* [Requirement]: Determine which lines contain the word "système", then copy those lines.

Stored items:
_ _ _ _ _ _ _

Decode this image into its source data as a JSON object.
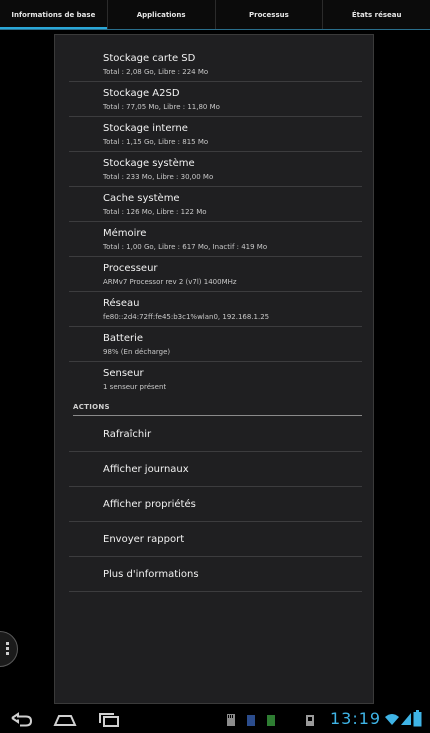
{
  "tabs": [
    {
      "label": "Informations de base",
      "active": true
    },
    {
      "label": "Applications",
      "active": false
    },
    {
      "label": "Processus",
      "active": false
    },
    {
      "label": "États réseau",
      "active": false
    }
  ],
  "info_items": [
    {
      "title": "Stockage carte SD",
      "sub": "Total : 2,08 Go, Libre : 224 Mo"
    },
    {
      "title": "Stockage A2SD",
      "sub": "Total : 77,05 Mo, Libre : 11,80 Mo"
    },
    {
      "title": "Stockage interne",
      "sub": "Total : 1,15 Go, Libre : 815 Mo"
    },
    {
      "title": "Stockage système",
      "sub": "Total : 233 Mo, Libre : 30,00 Mo"
    },
    {
      "title": "Cache système",
      "sub": "Total : 126 Mo, Libre : 122 Mo"
    },
    {
      "title": "Mémoire",
      "sub": "Total : 1,00 Go, Libre : 617 Mo, Inactif : 419 Mo"
    },
    {
      "title": "Processeur",
      "sub": "ARMv7 Processor rev 2 (v7l)  1400MHz"
    },
    {
      "title": "Réseau",
      "sub": "fe80::2d4:72ff:fe45:b3c1%wlan0, 192.168.1.25"
    },
    {
      "title": "Batterie",
      "sub": "98% (En décharge)"
    },
    {
      "title": "Senseur",
      "sub": "1 senseur présent"
    }
  ],
  "actions_header": "ACTIONS",
  "actions": [
    {
      "label": "Rafraîchir"
    },
    {
      "label": "Afficher journaux"
    },
    {
      "label": "Afficher propriétés"
    },
    {
      "label": "Envoyer rapport"
    },
    {
      "label": "Plus d'informations"
    }
  ],
  "status": {
    "clock": "13:19",
    "battery_icon": "battery-icon",
    "wifi_icon": "wifi-icon",
    "accent": "#3fb4e6"
  },
  "colors": {
    "tab_indicator": "#2aa7d8",
    "panel_bg": "#1f1f21"
  }
}
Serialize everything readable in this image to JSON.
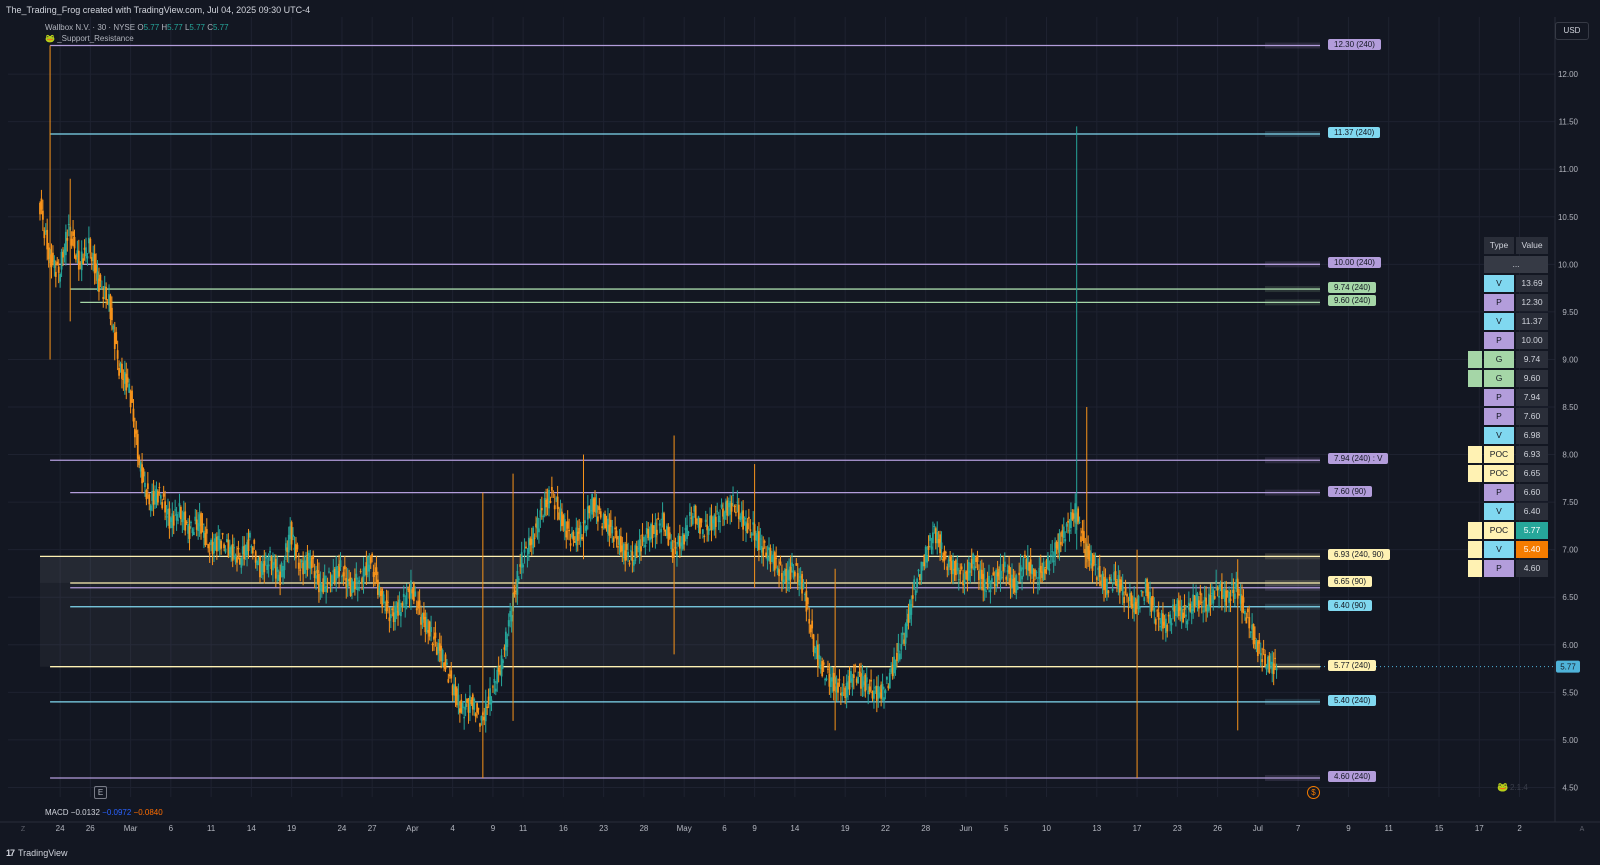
{
  "header": {
    "caption": "The_Trading_Frog created with TradingView.com, Jul 04, 2025 09:30 UTC-4"
  },
  "legend": {
    "symbol": "Wallbox N.V. · 30 · NYSE",
    "ohlc": [
      {
        "k": "O",
        "v": "5.77"
      },
      {
        "k": "H",
        "v": "5.77"
      },
      {
        "k": "L",
        "v": "5.77"
      },
      {
        "k": "C",
        "v": "5.77"
      }
    ],
    "indicator": "_Support_Resistance",
    "indicator_icon": "frog-icon"
  },
  "currency_button": "USD",
  "colors": {
    "background": "#131722",
    "grid": "#1e2230",
    "up_candle": "#26a69a",
    "down_candle": "#f7931a",
    "level_purple": "#b39ddb",
    "level_blue": "#80d8f0",
    "level_green": "#a5d6a7",
    "level_yellow": "#fff2b3",
    "last_price": "#4fb3d9"
  },
  "chart_data": {
    "type": "candlestick",
    "symbol": "Wallbox N.V.",
    "interval": "30",
    "exchange": "NYSE",
    "y_range": [
      4.4,
      12.6
    ],
    "y_ticks": [
      "12.00",
      "11.50",
      "11.00",
      "10.50",
      "10.00",
      "9.50",
      "9.00",
      "8.50",
      "8.00",
      "7.50",
      "7.00",
      "6.50",
      "6.00",
      "5.50",
      "5.00",
      "4.50"
    ],
    "x_range": [
      0,
      154
    ],
    "x_ticks": [
      {
        "label": "24",
        "x": 2
      },
      {
        "label": "26",
        "x": 5
      },
      {
        "label": "Mar",
        "x": 9
      },
      {
        "label": "6",
        "x": 13
      },
      {
        "label": "11",
        "x": 17
      },
      {
        "label": "14",
        "x": 21
      },
      {
        "label": "19",
        "x": 25
      },
      {
        "label": "24",
        "x": 30
      },
      {
        "label": "27",
        "x": 33
      },
      {
        "label": "Apr",
        "x": 37
      },
      {
        "label": "4",
        "x": 41
      },
      {
        "label": "9",
        "x": 45
      },
      {
        "label": "11",
        "x": 48
      },
      {
        "label": "16",
        "x": 52
      },
      {
        "label": "23",
        "x": 56
      },
      {
        "label": "28",
        "x": 60
      },
      {
        "label": "May",
        "x": 64
      },
      {
        "label": "6",
        "x": 68
      },
      {
        "label": "9",
        "x": 71
      },
      {
        "label": "14",
        "x": 75
      },
      {
        "label": "19",
        "x": 80
      },
      {
        "label": "22",
        "x": 84
      },
      {
        "label": "28",
        "x": 88
      },
      {
        "label": "Jun",
        "x": 92
      },
      {
        "label": "5",
        "x": 96
      },
      {
        "label": "10",
        "x": 100
      },
      {
        "label": "13",
        "x": 105
      },
      {
        "label": "17",
        "x": 109
      },
      {
        "label": "23",
        "x": 113
      },
      {
        "label": "26",
        "x": 117
      },
      {
        "label": "Jul",
        "x": 121
      },
      {
        "label": "7",
        "x": 125
      },
      {
        "label": "9",
        "x": 130
      },
      {
        "label": "11",
        "x": 134
      },
      {
        "label": "15",
        "x": 139
      },
      {
        "label": "17",
        "x": 143
      },
      {
        "label": "2",
        "x": 147
      }
    ],
    "last_price": 5.77,
    "last_price_label": "5.77",
    "price_path": [
      [
        0,
        10.7
      ],
      [
        1,
        10.1
      ],
      [
        2,
        9.9
      ],
      [
        3,
        10.4
      ],
      [
        4,
        10.0
      ],
      [
        5,
        10.2
      ],
      [
        6,
        9.8
      ],
      [
        7,
        9.6
      ],
      [
        8,
        8.9
      ],
      [
        9,
        8.7
      ],
      [
        10,
        7.9
      ],
      [
        11,
        7.5
      ],
      [
        12,
        7.6
      ],
      [
        13,
        7.3
      ],
      [
        14,
        7.4
      ],
      [
        15,
        7.2
      ],
      [
        16,
        7.3
      ],
      [
        17,
        7.0
      ],
      [
        18,
        7.1
      ],
      [
        19,
        7.0
      ],
      [
        20,
        6.9
      ],
      [
        21,
        7.1
      ],
      [
        22,
        6.8
      ],
      [
        23,
        6.9
      ],
      [
        24,
        6.7
      ],
      [
        25,
        7.2
      ],
      [
        26,
        6.8
      ],
      [
        27,
        6.9
      ],
      [
        28,
        6.6
      ],
      [
        29,
        6.7
      ],
      [
        30,
        6.8
      ],
      [
        31,
        6.6
      ],
      [
        32,
        6.7
      ],
      [
        33,
        6.9
      ],
      [
        34,
        6.5
      ],
      [
        35,
        6.3
      ],
      [
        36,
        6.4
      ],
      [
        37,
        6.6
      ],
      [
        38,
        6.3
      ],
      [
        39,
        6.1
      ],
      [
        40,
        5.9
      ],
      [
        41,
        5.6
      ],
      [
        42,
        5.3
      ],
      [
        43,
        5.4
      ],
      [
        44,
        5.2
      ],
      [
        45,
        5.5
      ],
      [
        46,
        5.8
      ],
      [
        47,
        6.4
      ],
      [
        48,
        6.9
      ],
      [
        49,
        7.1
      ],
      [
        50,
        7.4
      ],
      [
        51,
        7.6
      ],
      [
        52,
        7.3
      ],
      [
        53,
        7.1
      ],
      [
        54,
        7.2
      ],
      [
        55,
        7.5
      ],
      [
        56,
        7.3
      ],
      [
        57,
        7.2
      ],
      [
        58,
        7.0
      ],
      [
        59,
        6.9
      ],
      [
        60,
        7.1
      ],
      [
        61,
        7.2
      ],
      [
        62,
        7.3
      ],
      [
        63,
        7.0
      ],
      [
        64,
        7.1
      ],
      [
        65,
        7.4
      ],
      [
        66,
        7.2
      ],
      [
        67,
        7.3
      ],
      [
        68,
        7.4
      ],
      [
        69,
        7.5
      ],
      [
        70,
        7.3
      ],
      [
        71,
        7.2
      ],
      [
        72,
        7.0
      ],
      [
        73,
        6.9
      ],
      [
        74,
        6.7
      ],
      [
        75,
        6.8
      ],
      [
        76,
        6.6
      ],
      [
        77,
        6.0
      ],
      [
        78,
        5.7
      ],
      [
        79,
        5.6
      ],
      [
        80,
        5.5
      ],
      [
        81,
        5.7
      ],
      [
        82,
        5.6
      ],
      [
        83,
        5.5
      ],
      [
        84,
        5.5
      ],
      [
        85,
        5.8
      ],
      [
        86,
        6.1
      ],
      [
        87,
        6.6
      ],
      [
        88,
        6.9
      ],
      [
        89,
        7.2
      ],
      [
        90,
        6.9
      ],
      [
        91,
        6.8
      ],
      [
        92,
        6.7
      ],
      [
        93,
        6.9
      ],
      [
        94,
        6.6
      ],
      [
        95,
        6.7
      ],
      [
        96,
        6.8
      ],
      [
        97,
        6.6
      ],
      [
        98,
        6.9
      ],
      [
        99,
        6.7
      ],
      [
        100,
        6.8
      ],
      [
        101,
        7.0
      ],
      [
        102,
        7.2
      ],
      [
        103,
        7.4
      ],
      [
        104,
        7.0
      ],
      [
        105,
        6.8
      ],
      [
        106,
        6.6
      ],
      [
        107,
        6.7
      ],
      [
        108,
        6.5
      ],
      [
        109,
        6.4
      ],
      [
        110,
        6.6
      ],
      [
        111,
        6.3
      ],
      [
        112,
        6.2
      ],
      [
        113,
        6.4
      ],
      [
        114,
        6.3
      ],
      [
        115,
        6.5
      ],
      [
        116,
        6.4
      ],
      [
        117,
        6.6
      ],
      [
        118,
        6.5
      ],
      [
        119,
        6.6
      ],
      [
        120,
        6.3
      ],
      [
        121,
        6.0
      ],
      [
        122,
        5.8
      ],
      [
        123,
        5.77
      ]
    ],
    "spikes": [
      [
        1,
        12.3,
        9.0
      ],
      [
        3,
        10.9,
        9.4
      ],
      [
        44,
        7.6,
        4.6
      ],
      [
        47,
        7.8,
        5.2
      ],
      [
        54,
        8.0,
        6.9
      ],
      [
        63,
        8.2,
        5.9
      ],
      [
        71,
        7.9,
        6.6
      ],
      [
        79,
        6.8,
        5.1
      ],
      [
        103,
        11.45,
        7.0
      ],
      [
        104,
        8.5,
        6.8
      ],
      [
        109,
        7.0,
        4.6
      ],
      [
        119,
        6.9,
        5.1
      ]
    ],
    "levels": [
      {
        "price": 12.3,
        "label": "12.30 (240)",
        "color": "#b39ddb",
        "x_start": 1
      },
      {
        "price": 11.37,
        "label": "11.37 (240)",
        "color": "#80d8f0",
        "x_start": 1
      },
      {
        "price": 10.0,
        "label": "10.00 (240)",
        "color": "#b39ddb",
        "x_start": 1
      },
      {
        "price": 9.74,
        "label": "9.74 (240)",
        "color": "#a5d6a7",
        "x_start": 3
      },
      {
        "price": 9.6,
        "label": "9.60 (240)",
        "color": "#a5d6a7",
        "x_start": 4
      },
      {
        "price": 7.94,
        "label": "7.94 (240) : V",
        "color": "#b39ddb",
        "x_start": 1
      },
      {
        "price": 7.6,
        "label": "7.60 (90)",
        "color": "#b39ddb",
        "x_start": 3
      },
      {
        "price": 6.93,
        "label": "6.93 (240, 90)",
        "color": "#fff2b3",
        "x_start": 0
      },
      {
        "price": 6.65,
        "label": "6.65 (90)",
        "color": "#fff2b3",
        "x_start": 3
      },
      {
        "price": 6.6,
        "label": "",
        "color": "#b39ddb",
        "x_start": 3
      },
      {
        "price": 6.4,
        "label": "6.40 (90)",
        "color": "#80d8f0",
        "x_start": 3
      },
      {
        "price": 5.77,
        "label": "5.77 (240)",
        "color": "#fff2b3",
        "x_start": 1
      },
      {
        "price": 5.4,
        "label": "5.40 (240)",
        "color": "#80d8f0",
        "x_start": 1
      },
      {
        "price": 4.6,
        "label": "4.60 (240)",
        "color": "#b39ddb",
        "x_start": 1
      }
    ]
  },
  "table": {
    "headers": [
      "Type",
      "Value"
    ],
    "placeholder": "...",
    "rows": [
      {
        "type": "V",
        "value": "13.69",
        "type_color": "#80d8f0",
        "value_color": "#2a2e39",
        "marker": false
      },
      {
        "type": "P",
        "value": "12.30",
        "type_color": "#b39ddb",
        "value_color": "#2a2e39",
        "marker": false
      },
      {
        "type": "V",
        "value": "11.37",
        "type_color": "#80d8f0",
        "value_color": "#2a2e39",
        "marker": false
      },
      {
        "type": "P",
        "value": "10.00",
        "type_color": "#b39ddb",
        "value_color": "#2a2e39",
        "marker": false
      },
      {
        "type": "G",
        "value": "9.74",
        "type_color": "#a5d6a7",
        "value_color": "#2a2e39",
        "marker": true,
        "marker_color": "#a5d6a7"
      },
      {
        "type": "G",
        "value": "9.60",
        "type_color": "#a5d6a7",
        "value_color": "#2a2e39",
        "marker": true,
        "marker_color": "#a5d6a7"
      },
      {
        "type": "P",
        "value": "7.94",
        "type_color": "#b39ddb",
        "value_color": "#2a2e39",
        "marker": false
      },
      {
        "type": "P",
        "value": "7.60",
        "type_color": "#b39ddb",
        "value_color": "#2a2e39",
        "marker": false
      },
      {
        "type": "V",
        "value": "6.98",
        "type_color": "#80d8f0",
        "value_color": "#2a2e39",
        "marker": false
      },
      {
        "type": "POC",
        "value": "6.93",
        "type_color": "#fff2b3",
        "value_color": "#2a2e39",
        "marker": true,
        "marker_color": "#fff2b3"
      },
      {
        "type": "POC",
        "value": "6.65",
        "type_color": "#fff2b3",
        "value_color": "#2a2e39",
        "marker": true,
        "marker_color": "#fff2b3"
      },
      {
        "type": "P",
        "value": "6.60",
        "type_color": "#b39ddb",
        "value_color": "#2a2e39",
        "marker": false
      },
      {
        "type": "V",
        "value": "6.40",
        "type_color": "#80d8f0",
        "value_color": "#2a2e39",
        "marker": false
      },
      {
        "type": "POC",
        "value": "5.77",
        "type_color": "#fff2b3",
        "value_color": "#26a69a",
        "marker": true,
        "marker_color": "#fff2b3"
      },
      {
        "type": "V",
        "value": "5.40",
        "type_color": "#80d8f0",
        "value_color": "#f57c00",
        "marker": true,
        "marker_color": "#fff2b3"
      },
      {
        "type": "P",
        "value": "4.60",
        "type_color": "#b39ddb",
        "value_color": "#2a2e39",
        "marker": true,
        "marker_color": "#fff2b3"
      }
    ]
  },
  "macd": {
    "label": "MACD",
    "values": [
      {
        "v": "−0.0132",
        "color": "#d1d4dc"
      },
      {
        "v": "−0.0972",
        "color": "#2962ff"
      },
      {
        "v": "−0.0840",
        "color": "#ff6d00"
      }
    ]
  },
  "events": {
    "earnings_label": "E",
    "dividend_label": "$"
  },
  "axis_corner": {
    "left": "Z",
    "right": "A"
  },
  "watermark": "2.1.4",
  "footer": {
    "brand": "TradingView",
    "logo": "tradingview-logo-icon"
  }
}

_ _ _ _ _ _ _

* [Written response]:
      "title": "Stockage système",
      "title": "Cache système",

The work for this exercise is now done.